■ Problem statement: Filter these entries, keeping only lines that hold the word "marker".

■ Given entries:
--- Begin ---

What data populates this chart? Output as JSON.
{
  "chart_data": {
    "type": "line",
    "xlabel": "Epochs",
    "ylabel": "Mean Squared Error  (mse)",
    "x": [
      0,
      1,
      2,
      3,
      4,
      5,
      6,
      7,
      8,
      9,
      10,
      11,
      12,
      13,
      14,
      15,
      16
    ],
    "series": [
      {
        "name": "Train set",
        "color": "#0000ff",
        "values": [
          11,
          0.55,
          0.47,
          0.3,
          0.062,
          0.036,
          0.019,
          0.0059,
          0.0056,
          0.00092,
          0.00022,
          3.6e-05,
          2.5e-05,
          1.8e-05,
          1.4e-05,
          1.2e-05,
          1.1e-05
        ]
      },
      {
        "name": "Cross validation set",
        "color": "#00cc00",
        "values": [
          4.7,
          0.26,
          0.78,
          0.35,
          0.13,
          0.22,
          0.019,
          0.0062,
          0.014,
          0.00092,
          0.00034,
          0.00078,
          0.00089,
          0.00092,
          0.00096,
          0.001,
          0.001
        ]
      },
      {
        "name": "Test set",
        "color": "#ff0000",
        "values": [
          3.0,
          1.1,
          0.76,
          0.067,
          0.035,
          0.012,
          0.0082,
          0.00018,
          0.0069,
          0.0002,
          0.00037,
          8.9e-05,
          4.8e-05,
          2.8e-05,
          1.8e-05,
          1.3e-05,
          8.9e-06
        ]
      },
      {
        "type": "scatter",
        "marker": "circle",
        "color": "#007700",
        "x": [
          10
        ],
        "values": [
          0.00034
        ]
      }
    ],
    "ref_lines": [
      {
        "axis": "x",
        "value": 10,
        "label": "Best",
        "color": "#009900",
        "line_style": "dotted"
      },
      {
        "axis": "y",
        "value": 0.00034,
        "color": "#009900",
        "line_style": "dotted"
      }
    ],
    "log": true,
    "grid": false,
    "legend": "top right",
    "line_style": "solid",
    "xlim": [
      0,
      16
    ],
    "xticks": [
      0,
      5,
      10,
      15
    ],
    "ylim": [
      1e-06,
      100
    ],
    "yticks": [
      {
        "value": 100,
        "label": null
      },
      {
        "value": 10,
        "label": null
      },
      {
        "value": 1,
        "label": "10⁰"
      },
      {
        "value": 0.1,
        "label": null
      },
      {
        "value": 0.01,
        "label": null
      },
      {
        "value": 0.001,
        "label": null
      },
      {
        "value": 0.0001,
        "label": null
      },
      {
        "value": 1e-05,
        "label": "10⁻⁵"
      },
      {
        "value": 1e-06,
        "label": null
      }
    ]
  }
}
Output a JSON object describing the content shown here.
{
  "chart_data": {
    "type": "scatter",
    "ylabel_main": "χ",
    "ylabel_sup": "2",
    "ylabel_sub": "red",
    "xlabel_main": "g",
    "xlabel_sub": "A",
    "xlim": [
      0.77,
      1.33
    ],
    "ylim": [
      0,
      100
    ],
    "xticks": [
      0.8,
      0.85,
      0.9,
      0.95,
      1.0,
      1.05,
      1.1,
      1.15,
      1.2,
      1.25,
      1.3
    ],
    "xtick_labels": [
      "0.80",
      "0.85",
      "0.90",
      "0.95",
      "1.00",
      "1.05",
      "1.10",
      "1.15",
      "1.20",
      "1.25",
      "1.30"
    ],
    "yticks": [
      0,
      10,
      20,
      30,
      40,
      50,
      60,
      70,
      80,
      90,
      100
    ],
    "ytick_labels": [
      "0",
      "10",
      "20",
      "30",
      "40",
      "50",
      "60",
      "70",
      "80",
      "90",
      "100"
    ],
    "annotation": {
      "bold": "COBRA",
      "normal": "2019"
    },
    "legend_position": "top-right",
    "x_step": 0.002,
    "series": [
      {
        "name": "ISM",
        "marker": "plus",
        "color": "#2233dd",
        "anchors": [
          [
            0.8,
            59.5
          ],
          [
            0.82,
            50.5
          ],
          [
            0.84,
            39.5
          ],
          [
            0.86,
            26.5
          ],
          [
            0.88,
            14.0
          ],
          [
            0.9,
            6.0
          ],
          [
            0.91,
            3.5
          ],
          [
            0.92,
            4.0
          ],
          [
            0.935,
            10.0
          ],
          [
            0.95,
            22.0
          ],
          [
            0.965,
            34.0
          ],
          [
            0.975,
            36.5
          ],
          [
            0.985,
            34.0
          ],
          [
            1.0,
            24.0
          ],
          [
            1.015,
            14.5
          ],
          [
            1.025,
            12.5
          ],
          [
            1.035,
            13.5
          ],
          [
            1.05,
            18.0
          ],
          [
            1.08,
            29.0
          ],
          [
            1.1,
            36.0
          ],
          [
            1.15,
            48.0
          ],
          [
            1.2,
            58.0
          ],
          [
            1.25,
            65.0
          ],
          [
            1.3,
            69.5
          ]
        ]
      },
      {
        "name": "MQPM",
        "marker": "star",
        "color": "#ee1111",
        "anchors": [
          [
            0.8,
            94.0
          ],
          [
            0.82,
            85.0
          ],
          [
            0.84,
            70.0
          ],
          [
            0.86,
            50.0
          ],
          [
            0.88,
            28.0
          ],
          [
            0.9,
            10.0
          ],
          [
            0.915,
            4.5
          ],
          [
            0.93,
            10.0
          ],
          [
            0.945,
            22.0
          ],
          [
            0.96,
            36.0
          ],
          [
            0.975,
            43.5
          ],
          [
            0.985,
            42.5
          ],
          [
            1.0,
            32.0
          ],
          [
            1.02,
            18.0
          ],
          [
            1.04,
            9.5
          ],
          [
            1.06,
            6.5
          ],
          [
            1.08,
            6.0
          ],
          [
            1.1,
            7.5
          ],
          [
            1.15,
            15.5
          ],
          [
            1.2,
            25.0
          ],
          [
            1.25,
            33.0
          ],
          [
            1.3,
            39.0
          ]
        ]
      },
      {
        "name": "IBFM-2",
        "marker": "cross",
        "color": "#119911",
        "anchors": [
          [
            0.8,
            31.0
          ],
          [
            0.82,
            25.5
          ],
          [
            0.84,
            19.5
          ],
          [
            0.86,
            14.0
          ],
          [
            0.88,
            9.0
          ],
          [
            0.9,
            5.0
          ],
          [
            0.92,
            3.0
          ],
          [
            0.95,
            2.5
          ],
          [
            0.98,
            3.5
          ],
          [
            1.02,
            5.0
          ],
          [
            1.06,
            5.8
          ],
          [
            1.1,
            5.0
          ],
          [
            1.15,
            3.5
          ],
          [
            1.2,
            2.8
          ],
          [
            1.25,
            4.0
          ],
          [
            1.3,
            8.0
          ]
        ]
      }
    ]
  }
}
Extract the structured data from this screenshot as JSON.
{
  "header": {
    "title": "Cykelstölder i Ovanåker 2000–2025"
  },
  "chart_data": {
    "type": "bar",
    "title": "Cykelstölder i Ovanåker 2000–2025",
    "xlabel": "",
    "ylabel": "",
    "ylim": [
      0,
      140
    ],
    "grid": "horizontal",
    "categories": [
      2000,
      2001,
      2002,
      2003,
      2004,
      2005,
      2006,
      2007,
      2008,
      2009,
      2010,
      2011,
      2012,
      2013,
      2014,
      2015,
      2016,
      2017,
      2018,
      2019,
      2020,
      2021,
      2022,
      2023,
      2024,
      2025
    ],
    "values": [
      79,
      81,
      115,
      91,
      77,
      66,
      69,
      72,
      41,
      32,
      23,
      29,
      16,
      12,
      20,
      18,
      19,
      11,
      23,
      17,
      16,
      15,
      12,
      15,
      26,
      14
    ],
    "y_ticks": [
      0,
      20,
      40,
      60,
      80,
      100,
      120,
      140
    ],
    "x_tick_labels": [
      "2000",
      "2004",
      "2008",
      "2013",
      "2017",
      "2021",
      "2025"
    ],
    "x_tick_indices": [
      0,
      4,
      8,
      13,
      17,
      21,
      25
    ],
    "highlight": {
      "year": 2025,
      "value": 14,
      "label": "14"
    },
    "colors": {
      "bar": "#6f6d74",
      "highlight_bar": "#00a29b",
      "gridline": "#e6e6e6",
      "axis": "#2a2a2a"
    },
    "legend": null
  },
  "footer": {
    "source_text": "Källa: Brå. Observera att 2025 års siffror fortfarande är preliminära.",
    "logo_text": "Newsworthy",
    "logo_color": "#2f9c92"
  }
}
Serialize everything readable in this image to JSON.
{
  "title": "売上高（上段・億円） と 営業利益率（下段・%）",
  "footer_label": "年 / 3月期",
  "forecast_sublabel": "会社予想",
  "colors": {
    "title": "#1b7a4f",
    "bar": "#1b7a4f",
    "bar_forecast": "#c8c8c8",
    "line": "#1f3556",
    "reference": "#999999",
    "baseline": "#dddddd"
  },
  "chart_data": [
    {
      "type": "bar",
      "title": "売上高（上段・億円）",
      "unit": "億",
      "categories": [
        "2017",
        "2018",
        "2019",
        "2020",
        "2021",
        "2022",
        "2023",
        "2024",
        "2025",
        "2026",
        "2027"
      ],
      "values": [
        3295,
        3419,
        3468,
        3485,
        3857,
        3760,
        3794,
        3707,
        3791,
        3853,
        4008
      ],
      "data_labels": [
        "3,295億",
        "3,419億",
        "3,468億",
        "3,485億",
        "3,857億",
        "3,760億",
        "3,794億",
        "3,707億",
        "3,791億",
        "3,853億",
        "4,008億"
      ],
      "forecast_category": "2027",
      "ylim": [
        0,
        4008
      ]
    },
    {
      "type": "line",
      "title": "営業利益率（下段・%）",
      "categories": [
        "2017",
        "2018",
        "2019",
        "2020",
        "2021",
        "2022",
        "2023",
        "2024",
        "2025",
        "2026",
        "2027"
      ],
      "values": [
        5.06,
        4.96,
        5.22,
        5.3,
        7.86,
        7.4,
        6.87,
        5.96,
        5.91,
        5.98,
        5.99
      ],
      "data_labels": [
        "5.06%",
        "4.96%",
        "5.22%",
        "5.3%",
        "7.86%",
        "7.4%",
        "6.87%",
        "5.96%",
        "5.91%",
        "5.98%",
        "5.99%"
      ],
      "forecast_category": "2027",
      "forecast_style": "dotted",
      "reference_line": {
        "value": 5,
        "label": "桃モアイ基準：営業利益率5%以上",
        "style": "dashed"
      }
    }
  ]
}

--- End ---

■ Written response:
        "marker": "circle",
        "marker": "plus",
        "marker": "star",
        "marker": "cross",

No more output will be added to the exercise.